Figure record listings
════════

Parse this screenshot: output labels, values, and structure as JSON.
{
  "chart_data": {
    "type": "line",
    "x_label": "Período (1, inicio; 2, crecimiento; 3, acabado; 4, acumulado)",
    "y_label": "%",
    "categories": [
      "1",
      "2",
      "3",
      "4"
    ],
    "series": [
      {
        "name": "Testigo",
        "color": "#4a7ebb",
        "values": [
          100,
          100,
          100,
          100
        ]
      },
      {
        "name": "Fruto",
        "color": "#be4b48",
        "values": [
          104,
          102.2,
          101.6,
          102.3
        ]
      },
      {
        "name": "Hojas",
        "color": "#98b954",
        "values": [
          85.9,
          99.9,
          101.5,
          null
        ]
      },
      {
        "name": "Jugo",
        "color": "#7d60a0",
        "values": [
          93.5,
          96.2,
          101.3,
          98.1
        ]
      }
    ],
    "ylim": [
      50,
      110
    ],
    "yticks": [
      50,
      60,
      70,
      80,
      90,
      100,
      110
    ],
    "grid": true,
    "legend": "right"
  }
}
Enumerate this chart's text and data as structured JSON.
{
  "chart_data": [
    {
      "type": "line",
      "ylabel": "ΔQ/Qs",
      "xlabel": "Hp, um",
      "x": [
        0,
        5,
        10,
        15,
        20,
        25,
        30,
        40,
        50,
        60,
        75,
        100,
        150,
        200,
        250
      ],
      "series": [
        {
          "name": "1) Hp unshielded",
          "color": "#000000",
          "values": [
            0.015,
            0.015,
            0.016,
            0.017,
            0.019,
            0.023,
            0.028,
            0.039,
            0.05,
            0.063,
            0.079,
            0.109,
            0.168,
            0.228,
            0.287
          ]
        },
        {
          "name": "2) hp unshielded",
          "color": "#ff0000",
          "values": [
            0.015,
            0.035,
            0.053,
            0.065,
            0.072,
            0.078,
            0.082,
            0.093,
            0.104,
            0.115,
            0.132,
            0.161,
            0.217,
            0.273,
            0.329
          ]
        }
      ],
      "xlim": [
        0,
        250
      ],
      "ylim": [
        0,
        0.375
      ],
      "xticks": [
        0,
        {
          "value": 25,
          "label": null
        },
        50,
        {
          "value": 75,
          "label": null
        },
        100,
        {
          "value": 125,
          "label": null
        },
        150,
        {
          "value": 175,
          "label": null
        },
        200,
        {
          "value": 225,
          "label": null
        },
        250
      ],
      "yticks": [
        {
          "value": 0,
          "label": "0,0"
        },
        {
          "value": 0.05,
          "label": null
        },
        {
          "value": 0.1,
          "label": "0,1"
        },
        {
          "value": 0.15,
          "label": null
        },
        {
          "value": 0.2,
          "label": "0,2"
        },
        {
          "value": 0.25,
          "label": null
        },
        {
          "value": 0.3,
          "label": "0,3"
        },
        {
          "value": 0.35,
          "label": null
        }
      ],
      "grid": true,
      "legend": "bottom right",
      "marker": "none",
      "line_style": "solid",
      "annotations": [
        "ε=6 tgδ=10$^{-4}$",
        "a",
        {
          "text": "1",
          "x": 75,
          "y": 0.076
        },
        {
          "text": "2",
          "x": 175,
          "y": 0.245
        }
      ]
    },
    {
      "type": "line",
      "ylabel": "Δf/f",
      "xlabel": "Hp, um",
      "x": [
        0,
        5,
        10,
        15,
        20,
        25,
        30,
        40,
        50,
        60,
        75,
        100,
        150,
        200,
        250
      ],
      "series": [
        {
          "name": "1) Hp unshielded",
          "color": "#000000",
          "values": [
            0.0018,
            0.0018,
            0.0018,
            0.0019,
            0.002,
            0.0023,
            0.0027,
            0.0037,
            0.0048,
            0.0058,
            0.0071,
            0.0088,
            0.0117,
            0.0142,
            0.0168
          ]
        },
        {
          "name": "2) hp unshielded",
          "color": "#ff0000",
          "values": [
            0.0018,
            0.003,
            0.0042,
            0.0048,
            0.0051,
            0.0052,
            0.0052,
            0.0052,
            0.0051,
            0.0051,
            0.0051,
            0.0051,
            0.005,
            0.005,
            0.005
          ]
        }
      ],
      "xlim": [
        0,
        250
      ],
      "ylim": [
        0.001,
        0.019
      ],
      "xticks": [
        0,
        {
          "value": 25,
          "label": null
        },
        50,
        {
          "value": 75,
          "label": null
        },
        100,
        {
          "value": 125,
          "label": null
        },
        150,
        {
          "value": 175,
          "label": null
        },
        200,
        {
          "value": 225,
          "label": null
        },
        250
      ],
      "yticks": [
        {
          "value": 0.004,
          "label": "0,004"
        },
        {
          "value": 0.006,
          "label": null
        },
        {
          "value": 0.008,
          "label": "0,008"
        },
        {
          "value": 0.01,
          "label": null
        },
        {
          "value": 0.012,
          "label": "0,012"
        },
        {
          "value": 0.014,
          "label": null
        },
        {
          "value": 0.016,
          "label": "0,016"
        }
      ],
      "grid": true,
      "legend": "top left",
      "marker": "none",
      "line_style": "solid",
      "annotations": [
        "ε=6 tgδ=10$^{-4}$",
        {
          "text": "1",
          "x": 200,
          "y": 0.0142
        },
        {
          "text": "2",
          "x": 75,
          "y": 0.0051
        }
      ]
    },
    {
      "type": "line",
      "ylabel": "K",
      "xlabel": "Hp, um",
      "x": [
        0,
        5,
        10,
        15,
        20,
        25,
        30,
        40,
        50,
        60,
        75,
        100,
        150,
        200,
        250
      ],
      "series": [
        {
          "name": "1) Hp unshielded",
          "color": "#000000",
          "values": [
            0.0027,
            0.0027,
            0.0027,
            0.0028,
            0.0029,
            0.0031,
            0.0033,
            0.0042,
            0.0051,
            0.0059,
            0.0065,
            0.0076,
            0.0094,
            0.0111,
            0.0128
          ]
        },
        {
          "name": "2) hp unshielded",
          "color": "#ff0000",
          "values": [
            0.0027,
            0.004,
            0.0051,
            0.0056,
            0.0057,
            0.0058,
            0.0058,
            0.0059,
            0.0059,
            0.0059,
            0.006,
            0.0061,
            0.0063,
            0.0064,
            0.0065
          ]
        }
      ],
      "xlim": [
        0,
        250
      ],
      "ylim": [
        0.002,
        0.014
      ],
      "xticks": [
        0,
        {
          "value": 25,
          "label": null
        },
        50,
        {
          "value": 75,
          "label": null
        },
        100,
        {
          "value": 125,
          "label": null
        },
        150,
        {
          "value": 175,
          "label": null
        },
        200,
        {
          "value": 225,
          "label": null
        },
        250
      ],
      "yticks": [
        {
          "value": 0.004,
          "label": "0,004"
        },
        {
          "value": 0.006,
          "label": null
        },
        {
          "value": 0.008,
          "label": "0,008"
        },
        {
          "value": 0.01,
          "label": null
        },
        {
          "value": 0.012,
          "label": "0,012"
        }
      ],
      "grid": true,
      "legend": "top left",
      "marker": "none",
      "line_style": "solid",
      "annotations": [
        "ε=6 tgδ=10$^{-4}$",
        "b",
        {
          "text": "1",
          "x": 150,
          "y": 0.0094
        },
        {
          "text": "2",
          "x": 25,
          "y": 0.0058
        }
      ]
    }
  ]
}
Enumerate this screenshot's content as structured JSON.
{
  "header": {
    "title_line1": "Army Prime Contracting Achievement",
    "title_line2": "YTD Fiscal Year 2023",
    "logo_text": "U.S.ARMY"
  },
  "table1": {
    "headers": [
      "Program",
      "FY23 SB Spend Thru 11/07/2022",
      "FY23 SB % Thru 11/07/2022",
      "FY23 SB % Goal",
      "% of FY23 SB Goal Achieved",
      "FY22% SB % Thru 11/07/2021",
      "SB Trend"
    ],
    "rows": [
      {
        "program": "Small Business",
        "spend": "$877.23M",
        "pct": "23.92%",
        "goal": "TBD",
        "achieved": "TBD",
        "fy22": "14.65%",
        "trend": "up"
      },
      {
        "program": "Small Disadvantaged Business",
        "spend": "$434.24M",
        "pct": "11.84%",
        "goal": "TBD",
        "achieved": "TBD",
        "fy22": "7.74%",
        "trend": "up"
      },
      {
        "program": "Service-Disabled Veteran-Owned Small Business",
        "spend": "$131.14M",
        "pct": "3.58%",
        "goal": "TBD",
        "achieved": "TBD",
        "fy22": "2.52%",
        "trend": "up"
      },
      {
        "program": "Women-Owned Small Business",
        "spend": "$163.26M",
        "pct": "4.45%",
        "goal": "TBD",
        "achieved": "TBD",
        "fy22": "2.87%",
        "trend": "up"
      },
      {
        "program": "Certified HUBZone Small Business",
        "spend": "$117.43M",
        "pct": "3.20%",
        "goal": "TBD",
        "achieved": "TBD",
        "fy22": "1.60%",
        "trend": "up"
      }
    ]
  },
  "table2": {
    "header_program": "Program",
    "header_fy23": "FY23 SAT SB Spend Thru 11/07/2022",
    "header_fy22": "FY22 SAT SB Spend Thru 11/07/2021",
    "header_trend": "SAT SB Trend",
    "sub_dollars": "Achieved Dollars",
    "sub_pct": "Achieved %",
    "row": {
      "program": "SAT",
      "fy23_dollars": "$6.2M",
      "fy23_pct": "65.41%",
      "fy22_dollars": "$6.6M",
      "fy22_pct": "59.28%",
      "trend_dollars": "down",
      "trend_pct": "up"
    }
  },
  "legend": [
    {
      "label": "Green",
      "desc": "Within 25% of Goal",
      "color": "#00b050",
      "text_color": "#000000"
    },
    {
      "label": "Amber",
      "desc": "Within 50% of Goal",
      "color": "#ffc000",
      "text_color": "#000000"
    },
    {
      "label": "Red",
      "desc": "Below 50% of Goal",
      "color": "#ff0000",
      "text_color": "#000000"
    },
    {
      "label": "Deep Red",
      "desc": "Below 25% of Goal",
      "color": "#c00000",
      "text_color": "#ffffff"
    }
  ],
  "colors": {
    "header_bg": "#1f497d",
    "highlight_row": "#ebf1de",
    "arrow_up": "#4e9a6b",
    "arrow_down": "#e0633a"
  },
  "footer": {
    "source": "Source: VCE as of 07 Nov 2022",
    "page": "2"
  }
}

════════

* What the exercise asks *
Go through the material and copy out every line with "structured" in it.

* Written answer *
Enumerate this chart's text and data as structured JSON.
Enumerate this screenshot's content as structured JSON.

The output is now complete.